▶ Provided data:

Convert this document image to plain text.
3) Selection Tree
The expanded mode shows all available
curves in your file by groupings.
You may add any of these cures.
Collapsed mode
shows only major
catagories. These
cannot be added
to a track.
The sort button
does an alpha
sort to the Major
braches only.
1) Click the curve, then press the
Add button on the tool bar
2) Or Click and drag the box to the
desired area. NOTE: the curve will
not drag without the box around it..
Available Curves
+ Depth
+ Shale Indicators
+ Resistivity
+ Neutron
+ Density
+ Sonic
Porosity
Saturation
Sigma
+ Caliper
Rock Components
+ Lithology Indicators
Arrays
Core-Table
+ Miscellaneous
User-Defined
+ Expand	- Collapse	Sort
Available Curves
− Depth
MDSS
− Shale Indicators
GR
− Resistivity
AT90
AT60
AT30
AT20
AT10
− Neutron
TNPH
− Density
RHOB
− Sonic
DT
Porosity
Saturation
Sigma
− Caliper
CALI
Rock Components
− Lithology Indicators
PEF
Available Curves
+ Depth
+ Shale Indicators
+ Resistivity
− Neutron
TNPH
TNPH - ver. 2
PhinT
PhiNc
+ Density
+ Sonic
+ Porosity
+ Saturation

▶ Exercise directions:
Reproduce each line of the material above precisely.

▶ Exercise response:
Convert this document image to plain text.
3) Selection Tree
The expanded mode shows all available
curves in your file by groupings.
You may add any of these cures.
Collapsed mode
shows only major
catagories. These
cannot be added
to a track.
The sort button
does an alpha
sort to the Major
braches only.
1) Click the curve, then press the
Add button on the tool bar
2) Or Click and drag the box to the
desired area. NOTE: the curve will
not drag without the box around it..
Available Curves
+ Depth
+ Shale Indicators
+ Resistivity
+ Neutron
+ Density
+ Sonic
Porosity
Saturation
Sigma
+ Caliper
Rock Components
+ Lithology Indicators
Arrays
Core-Table
+ Miscellaneous
User-Defined
+ Expand	- Collapse	Sort
Available Curves
− Depth
MDSS
− Shale Indicators
GR
− Resistivity
AT90
AT60
AT30
AT20
AT10
− Neutron
TNPH
− Density
RHOB
− Sonic
DT
Porosity
Saturation
Sigma
− Caliper
CALI
Rock Components
− Lithology Indicators
PEF
Available Curves
+ Depth
+ Shale Indicators
+ Resistivity
− Neutron
TNPH
TNPH - ver. 2
PhinT
PhiNc
+ Density
+ Sonic
+ Porosity
+ Saturation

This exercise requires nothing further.